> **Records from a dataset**

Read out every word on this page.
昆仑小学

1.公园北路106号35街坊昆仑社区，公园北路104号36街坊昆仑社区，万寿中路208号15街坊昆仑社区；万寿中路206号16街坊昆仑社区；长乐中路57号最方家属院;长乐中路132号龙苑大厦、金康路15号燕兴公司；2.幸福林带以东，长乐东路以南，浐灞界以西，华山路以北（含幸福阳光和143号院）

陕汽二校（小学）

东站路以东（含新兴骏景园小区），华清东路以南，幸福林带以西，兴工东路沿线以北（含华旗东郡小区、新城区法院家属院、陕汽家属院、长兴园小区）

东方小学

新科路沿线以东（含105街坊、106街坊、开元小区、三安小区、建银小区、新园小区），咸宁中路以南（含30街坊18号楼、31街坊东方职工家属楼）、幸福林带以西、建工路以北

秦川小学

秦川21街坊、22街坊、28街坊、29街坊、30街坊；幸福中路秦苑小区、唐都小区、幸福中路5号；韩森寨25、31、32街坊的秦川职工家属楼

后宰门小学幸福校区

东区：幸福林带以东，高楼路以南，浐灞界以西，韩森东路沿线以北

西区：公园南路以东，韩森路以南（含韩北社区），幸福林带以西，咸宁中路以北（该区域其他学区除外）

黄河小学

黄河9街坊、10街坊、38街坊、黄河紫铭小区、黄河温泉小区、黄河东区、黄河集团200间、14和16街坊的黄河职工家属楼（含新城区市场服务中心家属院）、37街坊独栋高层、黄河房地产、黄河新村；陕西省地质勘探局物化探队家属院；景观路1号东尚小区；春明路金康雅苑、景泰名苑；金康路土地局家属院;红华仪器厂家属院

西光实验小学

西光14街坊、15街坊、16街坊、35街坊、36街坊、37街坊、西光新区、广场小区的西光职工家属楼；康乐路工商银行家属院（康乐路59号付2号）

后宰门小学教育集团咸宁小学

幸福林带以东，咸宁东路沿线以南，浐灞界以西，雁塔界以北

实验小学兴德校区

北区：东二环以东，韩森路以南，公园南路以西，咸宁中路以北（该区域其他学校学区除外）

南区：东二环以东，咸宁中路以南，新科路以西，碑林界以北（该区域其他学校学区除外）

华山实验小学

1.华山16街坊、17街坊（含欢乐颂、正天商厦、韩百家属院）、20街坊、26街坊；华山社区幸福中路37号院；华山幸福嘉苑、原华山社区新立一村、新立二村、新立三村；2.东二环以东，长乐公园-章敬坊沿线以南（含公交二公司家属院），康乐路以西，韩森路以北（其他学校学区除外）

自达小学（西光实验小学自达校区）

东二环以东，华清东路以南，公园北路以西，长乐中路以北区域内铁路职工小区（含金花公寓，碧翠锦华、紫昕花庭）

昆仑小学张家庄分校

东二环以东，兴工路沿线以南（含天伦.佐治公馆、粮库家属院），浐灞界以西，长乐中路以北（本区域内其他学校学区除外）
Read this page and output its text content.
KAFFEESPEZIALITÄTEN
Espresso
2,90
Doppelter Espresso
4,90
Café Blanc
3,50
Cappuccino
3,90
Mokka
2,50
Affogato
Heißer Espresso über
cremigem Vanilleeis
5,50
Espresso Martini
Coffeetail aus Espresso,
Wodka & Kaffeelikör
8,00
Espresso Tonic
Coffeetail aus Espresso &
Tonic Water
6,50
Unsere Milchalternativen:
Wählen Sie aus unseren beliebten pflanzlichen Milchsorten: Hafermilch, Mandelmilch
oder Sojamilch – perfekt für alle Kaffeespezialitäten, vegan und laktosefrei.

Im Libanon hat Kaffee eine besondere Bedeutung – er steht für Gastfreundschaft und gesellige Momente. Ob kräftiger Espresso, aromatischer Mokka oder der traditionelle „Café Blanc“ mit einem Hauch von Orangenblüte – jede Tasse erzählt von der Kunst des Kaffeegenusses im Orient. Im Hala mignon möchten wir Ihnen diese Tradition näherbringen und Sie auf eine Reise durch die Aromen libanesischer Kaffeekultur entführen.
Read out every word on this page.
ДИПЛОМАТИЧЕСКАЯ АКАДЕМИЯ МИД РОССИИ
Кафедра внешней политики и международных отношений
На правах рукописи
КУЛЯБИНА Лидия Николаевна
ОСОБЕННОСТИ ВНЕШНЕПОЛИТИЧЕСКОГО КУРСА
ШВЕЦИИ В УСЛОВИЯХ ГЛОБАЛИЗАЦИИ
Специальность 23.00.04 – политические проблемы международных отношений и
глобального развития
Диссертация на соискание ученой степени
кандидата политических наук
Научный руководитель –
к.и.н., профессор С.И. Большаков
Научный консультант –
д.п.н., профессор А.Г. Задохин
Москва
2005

> **To do**
Please give back all of the records exactly as written.

> **Result**
Read out every word on this page.
昆仑小学

1.公园北路106号35街坊昆仑社区，公园北路104号36街坊昆仑社区，万寿中路208号15街坊昆仑社区；万寿中路206号16街坊昆仑社区；长乐中路57号最方家属院;长乐中路132号龙苑大厦、金康路15号燕兴公司；2.幸福林带以东，长乐东路以南，浐灞界以西，华山路以北（含幸福阳光和143号院）

陕汽二校（小学）

东站路以东（含新兴骏景园小区），华清东路以南，幸福林带以西，兴工东路沿线以北（含华旗东郡小区、新城区法院家属院、陕汽家属院、长兴园小区）

东方小学

新科路沿线以东（含105街坊、106街坊、开元小区、三安小区、建银小区、新园小区），咸宁中路以南（含30街坊18号楼、31街坊东方职工家属楼）、幸福林带以西、建工路以北

秦川小学

秦川21街坊、22街坊、28街坊、29街坊、30街坊；幸福中路秦苑小区、唐都小区、幸福中路5号；韩森寨25、31、32街坊的秦川职工家属楼

后宰门小学幸福校区

东区：幸福林带以东，高楼路以南，浐灞界以西，韩森东路沿线以北

西区：公园南路以东，韩森路以南（含韩北社区），幸福林带以西，咸宁中路以北（该区域其他学区除外）

黄河小学

黄河9街坊、10街坊、38街坊、黄河紫铭小区、黄河温泉小区、黄河东区、黄河集团200间、14和16街坊的黄河职工家属楼（含新城区市场服务中心家属院）、37街坊独栋高层、黄河房地产、黄河新村；陕西省地质勘探局物化探队家属院；景观路1号东尚小区；春明路金康雅苑、景泰名苑；金康路土地局家属院;红华仪器厂家属院

西光实验小学

西光14街坊、15街坊、16街坊、35街坊、36街坊、37街坊、西光新区、广场小区的西光职工家属楼；康乐路工商银行家属院（康乐路59号付2号）

后宰门小学教育集团咸宁小学

幸福林带以东，咸宁东路沿线以南，浐灞界以西，雁塔界以北

实验小学兴德校区

北区：东二环以东，韩森路以南，公园南路以西，咸宁中路以北（该区域其他学校学区除外）

南区：东二环以东，咸宁中路以南，新科路以西，碑林界以北（该区域其他学校学区除外）

华山实验小学

1.华山16街坊、17街坊（含欢乐颂、正天商厦、韩百家属院）、20街坊、26街坊；华山社区幸福中路37号院；华山幸福嘉苑、原华山社区新立一村、新立二村、新立三村；2.东二环以东，长乐公园-章敬坊沿线以南（含公交二公司家属院），康乐路以西，韩森路以北（其他学校学区除外）

自达小学（西光实验小学自达校区）

东二环以东，华清东路以南，公园北路以西，长乐中路以北区域内铁路职工小区（含金花公寓，碧翠锦华、紫昕花庭）

昆仑小学张家庄分校

东二环以东，兴工路沿线以南（含天伦.佐治公馆、粮库家属院），浐灞界以西，长乐中路以北（本区域内其他学校学区除外）
Read this page and output its text content.
KAFFEESPEZIALITÄTEN
Espresso
2,90
Doppelter Espresso
4,90
Café Blanc
3,50
Cappuccino
3,90
Mokka
2,50
Affogato
Heißer Espresso über
cremigem Vanilleeis
5,50
Espresso Martini
Coffeetail aus Espresso,
Wodka & Kaffeelikör
8,00
Espresso Tonic
Coffeetail aus Espresso &
Tonic Water
6,50
Unsere Milchalternativen:
Wählen Sie aus unseren beliebten pflanzlichen Milchsorten: Hafermilch, Mandelmilch
oder Sojamilch – perfekt für alle Kaffeespezialitäten, vegan und laktosefrei.

Im Libanon hat Kaffee eine besondere Bedeutung – er steht für Gastfreundschaft und gesellige Momente. Ob kräftiger Espresso, aromatischer Mokka oder der traditionelle „Café Blanc“ mit einem Hauch von Orangenblüte – jede Tasse erzählt von der Kunst des Kaffeegenusses im Orient. Im Hala mignon möchten wir Ihnen diese Tradition näherbringen und Sie auf eine Reise durch die Aromen libanesischer Kaffeekultur entführen.
Read out every word on this page.
ДИПЛОМАТИЧЕСКАЯ АКАДЕМИЯ МИД РОССИИ
Кафедра внешней политики и международных отношений
На правах рукописи
КУЛЯБИНА Лидия Николаевна
ОСОБЕННОСТИ ВНЕШНЕПОЛИТИЧЕСКОГО КУРСА
ШВЕЦИИ В УСЛОВИЯХ ГЛОБАЛИЗАЦИИ
Специальность 23.00.04 – политические проблемы международных отношений и
глобального развития
Диссертация на соискание ученой степени
кандидата политических наук
Научный руководитель –
к.и.н., профессор С.И. Большаков
Научный консультант –
д.п.н., профессор А.Г. Задохин
Москва
2005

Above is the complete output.